EXERCISE DETAILS>
Reproduce all entries precisely as they are written.

begin ENTRIES

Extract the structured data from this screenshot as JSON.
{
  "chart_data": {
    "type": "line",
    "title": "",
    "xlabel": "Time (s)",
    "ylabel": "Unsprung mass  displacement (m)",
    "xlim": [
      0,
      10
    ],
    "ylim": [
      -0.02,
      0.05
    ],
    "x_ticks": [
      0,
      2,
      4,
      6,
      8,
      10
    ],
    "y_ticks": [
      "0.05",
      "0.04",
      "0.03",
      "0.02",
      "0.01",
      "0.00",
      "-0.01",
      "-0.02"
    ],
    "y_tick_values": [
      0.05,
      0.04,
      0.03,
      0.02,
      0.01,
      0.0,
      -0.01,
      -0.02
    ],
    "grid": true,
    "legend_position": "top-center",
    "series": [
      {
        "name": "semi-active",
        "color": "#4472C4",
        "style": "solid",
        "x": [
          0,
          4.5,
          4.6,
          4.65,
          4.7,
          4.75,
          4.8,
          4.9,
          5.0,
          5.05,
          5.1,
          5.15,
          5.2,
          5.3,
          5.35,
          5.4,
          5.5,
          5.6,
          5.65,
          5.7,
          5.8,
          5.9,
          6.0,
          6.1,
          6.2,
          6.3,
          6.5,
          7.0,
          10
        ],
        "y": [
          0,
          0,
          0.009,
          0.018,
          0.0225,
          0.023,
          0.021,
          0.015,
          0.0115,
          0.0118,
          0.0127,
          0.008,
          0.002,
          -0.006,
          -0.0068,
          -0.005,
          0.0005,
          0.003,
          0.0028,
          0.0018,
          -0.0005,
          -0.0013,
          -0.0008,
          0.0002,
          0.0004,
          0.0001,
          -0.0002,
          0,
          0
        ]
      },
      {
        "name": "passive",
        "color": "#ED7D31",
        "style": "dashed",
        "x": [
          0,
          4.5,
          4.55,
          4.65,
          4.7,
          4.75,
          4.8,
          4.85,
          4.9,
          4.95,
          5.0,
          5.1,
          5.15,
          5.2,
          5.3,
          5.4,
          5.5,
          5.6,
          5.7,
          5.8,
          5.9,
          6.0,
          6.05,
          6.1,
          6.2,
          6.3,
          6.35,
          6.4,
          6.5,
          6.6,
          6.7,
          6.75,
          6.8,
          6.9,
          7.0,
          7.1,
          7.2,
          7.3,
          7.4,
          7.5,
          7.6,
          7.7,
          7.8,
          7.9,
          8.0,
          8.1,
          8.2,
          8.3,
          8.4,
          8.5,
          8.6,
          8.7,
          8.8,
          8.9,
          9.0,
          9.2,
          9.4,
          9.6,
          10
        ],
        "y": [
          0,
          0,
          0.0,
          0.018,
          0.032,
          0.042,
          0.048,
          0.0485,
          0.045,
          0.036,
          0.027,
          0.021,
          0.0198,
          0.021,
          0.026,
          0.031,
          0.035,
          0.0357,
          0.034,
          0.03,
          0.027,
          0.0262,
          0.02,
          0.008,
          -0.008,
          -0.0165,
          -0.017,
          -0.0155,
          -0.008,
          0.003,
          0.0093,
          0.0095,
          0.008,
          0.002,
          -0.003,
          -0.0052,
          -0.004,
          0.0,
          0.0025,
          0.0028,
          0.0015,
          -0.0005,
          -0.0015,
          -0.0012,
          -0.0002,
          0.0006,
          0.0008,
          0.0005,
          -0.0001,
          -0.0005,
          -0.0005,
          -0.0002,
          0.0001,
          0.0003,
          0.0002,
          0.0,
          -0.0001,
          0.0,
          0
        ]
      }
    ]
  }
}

end ENTRIES

OUTPUT FOR THIS TASK>
Extract the structured data from this screenshot as JSON.
{
  "chart_data": {
    "type": "line",
    "title": "",
    "xlabel": "Time (s)",
    "ylabel": "Unsprung mass  displacement (m)",
    "xlim": [
      0,
      10
    ],
    "ylim": [
      -0.02,
      0.05
    ],
    "x_ticks": [
      0,
      2,
      4,
      6,
      8,
      10
    ],
    "y_ticks": [
      "0.05",
      "0.04",
      "0.03",
      "0.02",
      "0.01",
      "0.00",
      "-0.01",
      "-0.02"
    ],
    "y_tick_values": [
      0.05,
      0.04,
      0.03,
      0.02,
      0.01,
      0.0,
      -0.01,
      -0.02
    ],
    "grid": true,
    "legend_position": "top-center",
    "series": [
      {
        "name": "semi-active",
        "color": "#4472C4",
        "style": "solid",
        "x": [
          0,
          4.5,
          4.6,
          4.65,
          4.7,
          4.75,
          4.8,
          4.9,
          5.0,
          5.05,
          5.1,
          5.15,
          5.2,
          5.3,
          5.35,
          5.4,
          5.5,
          5.6,
          5.65,
          5.7,
          5.8,
          5.9,
          6.0,
          6.1,
          6.2,
          6.3,
          6.5,
          7.0,
          10
        ],
        "y": [
          0,
          0,
          0.009,
          0.018,
          0.0225,
          0.023,
          0.021,
          0.015,
          0.0115,
          0.0118,
          0.0127,
          0.008,
          0.002,
          -0.006,
          -0.0068,
          -0.005,
          0.0005,
          0.003,
          0.0028,
          0.0018,
          -0.0005,
          -0.0013,
          -0.0008,
          0.0002,
          0.0004,
          0.0001,
          -0.0002,
          0,
          0
        ]
      },
      {
        "name": "passive",
        "color": "#ED7D31",
        "style": "dashed",
        "x": [
          0,
          4.5,
          4.55,
          4.65,
          4.7,
          4.75,
          4.8,
          4.85,
          4.9,
          4.95,
          5.0,
          5.1,
          5.15,
          5.2,
          5.3,
          5.4,
          5.5,
          5.6,
          5.7,
          5.8,
          5.9,
          6.0,
          6.05,
          6.1,
          6.2,
          6.3,
          6.35,
          6.4,
          6.5,
          6.6,
          6.7,
          6.75,
          6.8,
          6.9,
          7.0,
          7.1,
          7.2,
          7.3,
          7.4,
          7.5,
          7.6,
          7.7,
          7.8,
          7.9,
          8.0,
          8.1,
          8.2,
          8.3,
          8.4,
          8.5,
          8.6,
          8.7,
          8.8,
          8.9,
          9.0,
          9.2,
          9.4,
          9.6,
          10
        ],
        "y": [
          0,
          0,
          0.0,
          0.018,
          0.032,
          0.042,
          0.048,
          0.0485,
          0.045,
          0.036,
          0.027,
          0.021,
          0.0198,
          0.021,
          0.026,
          0.031,
          0.035,
          0.0357,
          0.034,
          0.03,
          0.027,
          0.0262,
          0.02,
          0.008,
          -0.008,
          -0.0165,
          -0.017,
          -0.0155,
          -0.008,
          0.003,
          0.0093,
          0.0095,
          0.008,
          0.002,
          -0.003,
          -0.0052,
          -0.004,
          0.0,
          0.0025,
          0.0028,
          0.0015,
          -0.0005,
          -0.0015,
          -0.0012,
          -0.0002,
          0.0006,
          0.0008,
          0.0005,
          -0.0001,
          -0.0005,
          -0.0005,
          -0.0002,
          0.0001,
          0.0003,
          0.0002,
          0.0,
          -0.0001,
          0.0,
          0
        ]
      }
    ]
  }
}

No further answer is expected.